A few months ago I wrote a post about Todd Bentley, a gentleman professing faith healing in Florida.
Nightline recently did a story on him and after it came out, ABC got some interesting news: After this story aired on “Nightline,” Fresh Fire Ministries released a statement announcing that preacher Todd Bentley would be taking time off “to refresh and to rest” after having spent four months in Lakeland, Fla., leading revival meetings. In the meantime their Lakeland broadcasts on GOD TV are put on hold.
I actually was surprised at how the story was written because the author didn’t really seem to push Bentley until he had been given a chance to tell his story. Then the article by ABC says:
When asked to present evidence of the healings, Bentley promised to give “Nightline” the names and medical records of three followers who would talk openly about his miracles. He never delivered. Instead, his staff gave “Nightline” a binder filled with what he says are inspiring miracles, but with scant hard evidence. It offered incomplete contact information, a few pages of incomplete medical records, and the doctors’ names were crossed out.
Is Bentley doing God’s work? I don’t know. I’ve never been down to his ministry and after feeling like I sounded like a jerk in the post I wrote about him kicking old ladies in the face, I don’t feel like I am in a position to really offer any sort of great comment on what he is doing. (It’s so easy to be judgmental with stuff like this.) But recently, the Baptist Press posted an article by a seminary professor with an autistic son who went to a Bentley service to be healed and wrote about the experience.
Do either of these articles offer a complete view? No. Is judging other people or other ministries unfairly a good thing to do? No. Should we take our opinion of what is right with God and what is wrong with God from ABC? No. But these articles do give a lot more information than my piece did, especially the professor’s story, so I thought you might want to see them.

### Document structure recognition listing
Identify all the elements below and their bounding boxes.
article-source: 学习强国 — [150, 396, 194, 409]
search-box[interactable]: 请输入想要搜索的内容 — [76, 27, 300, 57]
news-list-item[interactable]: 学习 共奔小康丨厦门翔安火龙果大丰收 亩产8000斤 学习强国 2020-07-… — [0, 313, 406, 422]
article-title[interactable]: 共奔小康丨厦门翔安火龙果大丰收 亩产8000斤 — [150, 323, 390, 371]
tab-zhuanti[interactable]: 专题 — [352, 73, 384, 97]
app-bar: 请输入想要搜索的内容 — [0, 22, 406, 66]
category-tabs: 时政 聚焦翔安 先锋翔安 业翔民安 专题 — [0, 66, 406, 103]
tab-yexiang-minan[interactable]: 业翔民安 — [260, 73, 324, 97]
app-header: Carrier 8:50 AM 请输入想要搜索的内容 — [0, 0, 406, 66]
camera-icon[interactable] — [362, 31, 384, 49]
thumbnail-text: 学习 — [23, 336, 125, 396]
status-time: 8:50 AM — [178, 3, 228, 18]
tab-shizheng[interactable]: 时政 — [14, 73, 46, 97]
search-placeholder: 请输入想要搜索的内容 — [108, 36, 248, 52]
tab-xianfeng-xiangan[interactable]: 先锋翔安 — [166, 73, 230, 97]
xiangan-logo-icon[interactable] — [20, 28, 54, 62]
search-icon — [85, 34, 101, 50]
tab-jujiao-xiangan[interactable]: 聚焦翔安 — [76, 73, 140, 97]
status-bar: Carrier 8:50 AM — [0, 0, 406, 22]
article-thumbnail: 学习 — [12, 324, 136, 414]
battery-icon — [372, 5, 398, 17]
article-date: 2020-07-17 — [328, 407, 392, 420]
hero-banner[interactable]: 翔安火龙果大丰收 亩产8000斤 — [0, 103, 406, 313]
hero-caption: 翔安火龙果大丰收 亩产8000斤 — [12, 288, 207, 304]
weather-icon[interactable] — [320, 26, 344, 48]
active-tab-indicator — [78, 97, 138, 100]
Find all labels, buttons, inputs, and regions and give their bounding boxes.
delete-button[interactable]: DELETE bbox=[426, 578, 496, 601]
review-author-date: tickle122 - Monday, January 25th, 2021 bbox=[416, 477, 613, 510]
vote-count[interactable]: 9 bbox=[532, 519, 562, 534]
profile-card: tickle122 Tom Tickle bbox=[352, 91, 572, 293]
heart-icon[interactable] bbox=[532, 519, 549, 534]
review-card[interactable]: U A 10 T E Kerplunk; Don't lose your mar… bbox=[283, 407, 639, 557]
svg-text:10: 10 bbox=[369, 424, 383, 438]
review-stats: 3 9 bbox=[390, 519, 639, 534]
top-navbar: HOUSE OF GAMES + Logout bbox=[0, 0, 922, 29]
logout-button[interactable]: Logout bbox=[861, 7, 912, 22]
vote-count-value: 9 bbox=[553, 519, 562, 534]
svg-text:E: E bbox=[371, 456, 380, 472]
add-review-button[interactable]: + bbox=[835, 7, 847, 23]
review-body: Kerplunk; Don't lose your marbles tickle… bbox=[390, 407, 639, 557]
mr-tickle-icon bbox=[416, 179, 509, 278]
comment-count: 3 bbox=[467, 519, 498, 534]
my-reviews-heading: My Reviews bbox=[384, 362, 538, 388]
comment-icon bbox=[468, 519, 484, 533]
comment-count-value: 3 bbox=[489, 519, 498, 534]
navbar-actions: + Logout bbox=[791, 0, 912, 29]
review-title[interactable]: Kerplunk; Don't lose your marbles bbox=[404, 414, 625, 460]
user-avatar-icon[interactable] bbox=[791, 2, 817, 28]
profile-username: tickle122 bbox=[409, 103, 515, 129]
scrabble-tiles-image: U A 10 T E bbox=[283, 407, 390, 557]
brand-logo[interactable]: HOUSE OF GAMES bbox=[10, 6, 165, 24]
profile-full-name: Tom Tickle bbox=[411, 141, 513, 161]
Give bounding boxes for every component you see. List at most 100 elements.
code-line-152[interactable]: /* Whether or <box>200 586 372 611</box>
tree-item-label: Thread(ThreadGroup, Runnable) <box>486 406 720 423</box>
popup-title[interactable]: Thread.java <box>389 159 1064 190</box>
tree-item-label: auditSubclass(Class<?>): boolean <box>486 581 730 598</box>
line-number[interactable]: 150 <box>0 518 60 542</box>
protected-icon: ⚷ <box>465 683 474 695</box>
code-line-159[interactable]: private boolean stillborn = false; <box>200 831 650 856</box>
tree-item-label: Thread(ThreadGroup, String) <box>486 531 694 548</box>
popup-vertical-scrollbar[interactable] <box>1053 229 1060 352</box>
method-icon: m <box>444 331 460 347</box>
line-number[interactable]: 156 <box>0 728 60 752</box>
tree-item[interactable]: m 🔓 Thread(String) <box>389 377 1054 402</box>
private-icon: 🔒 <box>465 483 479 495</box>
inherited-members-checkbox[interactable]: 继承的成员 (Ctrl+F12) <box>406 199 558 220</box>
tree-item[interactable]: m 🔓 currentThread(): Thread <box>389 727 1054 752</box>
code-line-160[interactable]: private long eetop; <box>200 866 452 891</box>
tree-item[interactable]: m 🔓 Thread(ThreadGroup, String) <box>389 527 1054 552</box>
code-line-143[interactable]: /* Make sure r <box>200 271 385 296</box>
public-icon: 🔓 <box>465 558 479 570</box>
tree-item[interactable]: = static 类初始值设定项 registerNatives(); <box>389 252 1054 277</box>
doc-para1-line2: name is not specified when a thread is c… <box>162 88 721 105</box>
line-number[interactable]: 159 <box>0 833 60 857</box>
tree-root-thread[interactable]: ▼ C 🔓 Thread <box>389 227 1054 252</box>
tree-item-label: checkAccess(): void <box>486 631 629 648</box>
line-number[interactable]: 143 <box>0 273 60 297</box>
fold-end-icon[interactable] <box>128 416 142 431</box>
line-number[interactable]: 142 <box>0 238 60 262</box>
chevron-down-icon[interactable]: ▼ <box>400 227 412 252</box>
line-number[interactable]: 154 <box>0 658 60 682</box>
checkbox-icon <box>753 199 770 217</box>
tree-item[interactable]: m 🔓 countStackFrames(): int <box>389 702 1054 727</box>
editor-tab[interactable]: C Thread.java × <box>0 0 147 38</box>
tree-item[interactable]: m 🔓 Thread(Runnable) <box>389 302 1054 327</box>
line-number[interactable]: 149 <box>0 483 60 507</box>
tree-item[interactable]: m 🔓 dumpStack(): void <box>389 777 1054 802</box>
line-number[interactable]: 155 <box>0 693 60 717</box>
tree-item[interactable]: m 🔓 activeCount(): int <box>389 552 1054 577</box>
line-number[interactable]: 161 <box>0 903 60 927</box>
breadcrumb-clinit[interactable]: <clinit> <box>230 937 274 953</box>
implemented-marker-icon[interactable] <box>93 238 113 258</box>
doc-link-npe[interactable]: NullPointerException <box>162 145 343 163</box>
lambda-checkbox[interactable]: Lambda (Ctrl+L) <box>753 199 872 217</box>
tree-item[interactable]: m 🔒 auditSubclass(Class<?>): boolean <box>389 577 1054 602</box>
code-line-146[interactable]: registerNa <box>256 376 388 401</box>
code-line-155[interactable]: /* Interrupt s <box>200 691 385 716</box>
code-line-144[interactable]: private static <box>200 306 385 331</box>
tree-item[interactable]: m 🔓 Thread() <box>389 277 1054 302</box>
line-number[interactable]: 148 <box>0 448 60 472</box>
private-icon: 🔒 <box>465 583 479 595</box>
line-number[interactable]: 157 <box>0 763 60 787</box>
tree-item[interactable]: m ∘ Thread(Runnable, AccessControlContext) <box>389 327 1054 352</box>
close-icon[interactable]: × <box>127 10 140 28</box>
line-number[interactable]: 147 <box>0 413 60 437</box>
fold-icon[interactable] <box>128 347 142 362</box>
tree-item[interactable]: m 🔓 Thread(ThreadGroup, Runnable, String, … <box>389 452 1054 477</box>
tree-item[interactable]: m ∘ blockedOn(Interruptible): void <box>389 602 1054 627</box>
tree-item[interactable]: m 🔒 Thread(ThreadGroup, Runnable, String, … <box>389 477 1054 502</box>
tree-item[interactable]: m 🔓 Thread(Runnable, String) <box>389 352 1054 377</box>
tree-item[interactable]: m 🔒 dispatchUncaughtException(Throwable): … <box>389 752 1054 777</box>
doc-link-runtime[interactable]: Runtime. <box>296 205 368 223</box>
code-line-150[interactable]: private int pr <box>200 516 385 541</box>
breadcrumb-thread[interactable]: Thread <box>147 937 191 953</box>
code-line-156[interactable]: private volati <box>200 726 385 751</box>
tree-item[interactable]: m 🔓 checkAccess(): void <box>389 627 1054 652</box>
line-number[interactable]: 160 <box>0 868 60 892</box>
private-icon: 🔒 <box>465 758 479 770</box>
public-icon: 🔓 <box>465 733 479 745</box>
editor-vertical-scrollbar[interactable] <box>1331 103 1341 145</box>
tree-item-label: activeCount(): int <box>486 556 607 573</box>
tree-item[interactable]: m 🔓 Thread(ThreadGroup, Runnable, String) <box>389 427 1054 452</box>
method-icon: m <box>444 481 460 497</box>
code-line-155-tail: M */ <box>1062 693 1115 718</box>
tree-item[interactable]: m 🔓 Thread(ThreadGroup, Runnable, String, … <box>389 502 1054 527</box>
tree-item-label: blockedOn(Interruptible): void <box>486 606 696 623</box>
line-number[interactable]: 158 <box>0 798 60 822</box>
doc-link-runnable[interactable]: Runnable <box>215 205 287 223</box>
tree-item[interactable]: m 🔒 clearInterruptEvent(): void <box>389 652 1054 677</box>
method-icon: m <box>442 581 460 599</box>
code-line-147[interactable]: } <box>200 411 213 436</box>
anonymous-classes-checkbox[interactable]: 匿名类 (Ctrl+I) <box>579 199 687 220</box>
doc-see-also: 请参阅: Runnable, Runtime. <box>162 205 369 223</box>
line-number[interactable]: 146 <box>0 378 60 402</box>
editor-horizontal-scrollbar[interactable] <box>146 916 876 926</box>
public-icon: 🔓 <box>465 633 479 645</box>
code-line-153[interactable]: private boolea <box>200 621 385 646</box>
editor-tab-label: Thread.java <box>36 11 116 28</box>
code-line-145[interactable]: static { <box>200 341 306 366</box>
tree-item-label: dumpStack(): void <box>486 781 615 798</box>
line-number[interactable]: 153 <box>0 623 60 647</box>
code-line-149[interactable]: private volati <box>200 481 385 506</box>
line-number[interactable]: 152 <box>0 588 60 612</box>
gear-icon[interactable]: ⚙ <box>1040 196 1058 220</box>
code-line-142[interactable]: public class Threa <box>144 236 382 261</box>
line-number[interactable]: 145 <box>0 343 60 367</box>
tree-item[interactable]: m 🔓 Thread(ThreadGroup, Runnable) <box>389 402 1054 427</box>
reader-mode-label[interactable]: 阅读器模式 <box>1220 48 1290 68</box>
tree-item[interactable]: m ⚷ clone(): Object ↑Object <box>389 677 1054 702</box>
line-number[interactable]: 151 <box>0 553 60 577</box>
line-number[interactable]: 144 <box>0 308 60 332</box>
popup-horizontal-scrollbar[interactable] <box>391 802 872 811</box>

### Task item
Reproduce verbatim the passage of the Todd Bentley post above that lies between "I actually was" and "were crossed out.", inclusive.

### Solution for this exercise
I actually was surprised at how the story was written because the author didn’t really seem to push Bentley until he had been given a chance to tell his story. Then the article by ABC says:
When asked to present evidence of the healings, Bentley promised to give “Nightline” the names and medical records of three followers who would talk openly about his miracles. He never delivered. Instead, his staff gave “Nightline” a binder filled with what he says are inspiring miracles, but with scant hard evidence. It offered incomplete contact information, a few pages of incomplete medical records, and the doctors’ names were crossed out.